> _TASK PROMPT_
Give every line of the material again, exactly as written.

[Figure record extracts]

——————————

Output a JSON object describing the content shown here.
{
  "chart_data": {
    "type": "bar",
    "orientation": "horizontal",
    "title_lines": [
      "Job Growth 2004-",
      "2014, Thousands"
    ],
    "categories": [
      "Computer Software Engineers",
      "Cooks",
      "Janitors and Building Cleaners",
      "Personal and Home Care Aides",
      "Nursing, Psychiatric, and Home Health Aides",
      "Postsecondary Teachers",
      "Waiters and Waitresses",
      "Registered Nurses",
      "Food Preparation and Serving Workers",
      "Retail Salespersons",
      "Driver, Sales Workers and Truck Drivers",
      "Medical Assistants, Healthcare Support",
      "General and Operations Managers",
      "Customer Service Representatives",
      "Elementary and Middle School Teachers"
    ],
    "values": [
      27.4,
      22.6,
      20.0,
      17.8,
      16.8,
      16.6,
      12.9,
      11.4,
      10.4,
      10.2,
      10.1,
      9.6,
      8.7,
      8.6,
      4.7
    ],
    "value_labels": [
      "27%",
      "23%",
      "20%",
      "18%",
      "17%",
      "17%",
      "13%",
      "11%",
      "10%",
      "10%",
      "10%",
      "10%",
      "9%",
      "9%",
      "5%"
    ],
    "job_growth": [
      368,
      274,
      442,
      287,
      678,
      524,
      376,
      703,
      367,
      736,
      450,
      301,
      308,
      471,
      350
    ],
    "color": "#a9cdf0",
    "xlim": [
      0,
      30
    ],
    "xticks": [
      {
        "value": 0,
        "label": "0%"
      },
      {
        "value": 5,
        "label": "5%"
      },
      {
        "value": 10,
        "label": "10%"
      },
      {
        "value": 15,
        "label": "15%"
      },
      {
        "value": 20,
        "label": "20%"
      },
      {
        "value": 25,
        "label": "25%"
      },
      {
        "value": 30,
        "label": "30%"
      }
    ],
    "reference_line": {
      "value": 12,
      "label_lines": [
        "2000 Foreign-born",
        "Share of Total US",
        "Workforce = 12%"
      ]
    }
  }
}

——————————

> _FINAL RESULT_
Output a JSON object describing the content shown here.
{
  "chart_data": {
    "type": "bar",
    "orientation": "horizontal",
    "title_lines": [
      "Job Growth 2004-",
      "2014, Thousands"
    ],
    "categories": [
      "Computer Software Engineers",
      "Cooks",
      "Janitors and Building Cleaners",
      "Personal and Home Care Aides",
      "Nursing, Psychiatric, and Home Health Aides",
      "Postsecondary Teachers",
      "Waiters and Waitresses",
      "Registered Nurses",
      "Food Preparation and Serving Workers",
      "Retail Salespersons",
      "Driver, Sales Workers and Truck Drivers",
      "Medical Assistants, Healthcare Support",
      "General and Operations Managers",
      "Customer Service Representatives",
      "Elementary and Middle School Teachers"
    ],
    "values": [
      27.4,
      22.6,
      20.0,
      17.8,
      16.8,
      16.6,
      12.9,
      11.4,
      10.4,
      10.2,
      10.1,
      9.6,
      8.7,
      8.6,
      4.7
    ],
    "value_labels": [
      "27%",
      "23%",
      "20%",
      "18%",
      "17%",
      "17%",
      "13%",
      "11%",
      "10%",
      "10%",
      "10%",
      "10%",
      "9%",
      "9%",
      "5%"
    ],
    "job_growth": [
      368,
      274,
      442,
      287,
      678,
      524,
      376,
      703,
      367,
      736,
      450,
      301,
      308,
      471,
      350
    ],
    "color": "#a9cdf0",
    "xlim": [
      0,
      30
    ],
    "xticks": [
      {
        "value": 0,
        "label": "0%"
      },
      {
        "value": 5,
        "label": "5%"
      },
      {
        "value": 10,
        "label": "10%"
      },
      {
        "value": 15,
        "label": "15%"
      },
      {
        "value": 20,
        "label": "20%"
      },
      {
        "value": 25,
        "label": "25%"
      },
      {
        "value": 30,
        "label": "30%"
      }
    ],
    "reference_line": {
      "value": 12,
      "label_lines": [
        "2000 Foreign-born",
        "Share of Total US",
        "Workforce = 12%"
      ]
    }
  }
}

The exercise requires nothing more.